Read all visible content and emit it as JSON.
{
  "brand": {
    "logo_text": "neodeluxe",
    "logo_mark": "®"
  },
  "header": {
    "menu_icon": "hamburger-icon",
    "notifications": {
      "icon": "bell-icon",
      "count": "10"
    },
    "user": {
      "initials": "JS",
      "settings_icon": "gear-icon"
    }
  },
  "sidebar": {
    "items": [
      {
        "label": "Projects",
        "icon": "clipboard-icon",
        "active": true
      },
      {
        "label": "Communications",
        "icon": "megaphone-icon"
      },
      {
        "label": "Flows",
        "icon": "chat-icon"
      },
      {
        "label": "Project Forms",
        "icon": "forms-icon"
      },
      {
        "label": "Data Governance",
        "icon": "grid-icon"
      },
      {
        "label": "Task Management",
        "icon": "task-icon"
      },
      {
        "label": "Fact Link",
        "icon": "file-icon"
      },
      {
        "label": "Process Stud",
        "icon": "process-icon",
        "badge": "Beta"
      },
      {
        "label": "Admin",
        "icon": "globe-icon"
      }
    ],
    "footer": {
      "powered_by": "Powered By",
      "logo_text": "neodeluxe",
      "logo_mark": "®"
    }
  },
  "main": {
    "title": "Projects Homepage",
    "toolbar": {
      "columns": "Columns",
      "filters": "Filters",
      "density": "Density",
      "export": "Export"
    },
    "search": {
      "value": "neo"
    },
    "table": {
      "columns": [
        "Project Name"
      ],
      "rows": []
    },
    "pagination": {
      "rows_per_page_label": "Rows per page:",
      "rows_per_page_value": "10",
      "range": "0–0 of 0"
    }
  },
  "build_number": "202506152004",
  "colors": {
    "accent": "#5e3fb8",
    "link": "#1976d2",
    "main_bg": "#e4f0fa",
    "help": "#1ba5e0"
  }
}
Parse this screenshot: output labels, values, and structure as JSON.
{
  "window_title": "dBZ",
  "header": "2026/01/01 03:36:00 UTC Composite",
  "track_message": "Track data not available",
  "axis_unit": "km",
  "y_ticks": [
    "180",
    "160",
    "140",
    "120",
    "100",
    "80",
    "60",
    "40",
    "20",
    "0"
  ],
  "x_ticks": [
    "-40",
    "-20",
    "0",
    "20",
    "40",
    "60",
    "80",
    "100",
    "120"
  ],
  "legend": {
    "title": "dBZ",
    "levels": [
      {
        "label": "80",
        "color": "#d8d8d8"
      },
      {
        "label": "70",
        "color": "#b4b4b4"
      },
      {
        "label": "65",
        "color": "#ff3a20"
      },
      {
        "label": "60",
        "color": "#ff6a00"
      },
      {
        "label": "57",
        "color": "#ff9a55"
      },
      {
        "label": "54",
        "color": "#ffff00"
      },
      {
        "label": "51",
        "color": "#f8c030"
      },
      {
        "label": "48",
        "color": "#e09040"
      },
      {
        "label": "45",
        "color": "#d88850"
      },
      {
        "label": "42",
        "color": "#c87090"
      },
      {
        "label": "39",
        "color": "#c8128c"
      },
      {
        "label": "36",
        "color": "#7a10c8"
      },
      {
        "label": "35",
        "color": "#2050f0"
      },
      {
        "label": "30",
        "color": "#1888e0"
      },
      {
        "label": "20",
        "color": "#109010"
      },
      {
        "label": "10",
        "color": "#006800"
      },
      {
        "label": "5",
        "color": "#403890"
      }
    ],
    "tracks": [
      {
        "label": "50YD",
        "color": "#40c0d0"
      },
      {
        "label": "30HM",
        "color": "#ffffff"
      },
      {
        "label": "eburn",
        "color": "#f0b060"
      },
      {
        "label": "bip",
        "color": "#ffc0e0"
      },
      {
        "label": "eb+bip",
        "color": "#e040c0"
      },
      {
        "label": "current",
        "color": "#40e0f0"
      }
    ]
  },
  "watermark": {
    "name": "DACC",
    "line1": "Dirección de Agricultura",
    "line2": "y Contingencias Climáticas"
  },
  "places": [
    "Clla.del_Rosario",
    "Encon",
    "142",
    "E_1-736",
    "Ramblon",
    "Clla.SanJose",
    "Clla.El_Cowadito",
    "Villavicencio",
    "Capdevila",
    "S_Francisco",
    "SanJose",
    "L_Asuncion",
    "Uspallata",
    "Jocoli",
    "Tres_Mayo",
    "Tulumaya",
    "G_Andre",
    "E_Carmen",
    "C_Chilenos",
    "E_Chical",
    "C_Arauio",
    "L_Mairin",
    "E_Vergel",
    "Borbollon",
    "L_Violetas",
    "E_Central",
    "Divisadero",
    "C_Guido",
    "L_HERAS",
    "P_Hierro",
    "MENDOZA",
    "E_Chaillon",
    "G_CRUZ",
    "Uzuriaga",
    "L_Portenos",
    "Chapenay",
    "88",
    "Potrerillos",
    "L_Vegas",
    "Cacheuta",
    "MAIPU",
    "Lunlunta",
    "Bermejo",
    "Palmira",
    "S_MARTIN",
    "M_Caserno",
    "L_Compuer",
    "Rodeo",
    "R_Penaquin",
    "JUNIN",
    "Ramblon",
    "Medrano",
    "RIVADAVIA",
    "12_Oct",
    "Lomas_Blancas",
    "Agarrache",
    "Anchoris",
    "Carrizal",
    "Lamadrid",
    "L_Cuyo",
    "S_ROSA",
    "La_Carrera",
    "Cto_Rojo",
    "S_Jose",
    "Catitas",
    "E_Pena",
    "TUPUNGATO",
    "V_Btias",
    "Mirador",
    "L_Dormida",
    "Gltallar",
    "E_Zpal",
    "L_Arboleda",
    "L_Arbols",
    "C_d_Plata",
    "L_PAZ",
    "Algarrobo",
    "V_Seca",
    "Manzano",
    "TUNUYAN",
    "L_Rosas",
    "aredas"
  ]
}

_ _ _ _ _ _ _

Short task
In the entries above, find every line holding the word "neodeluxe" and copy it out.

Written reply
    "logo_text": "neodeluxe",
      "logo_text": "neodeluxe",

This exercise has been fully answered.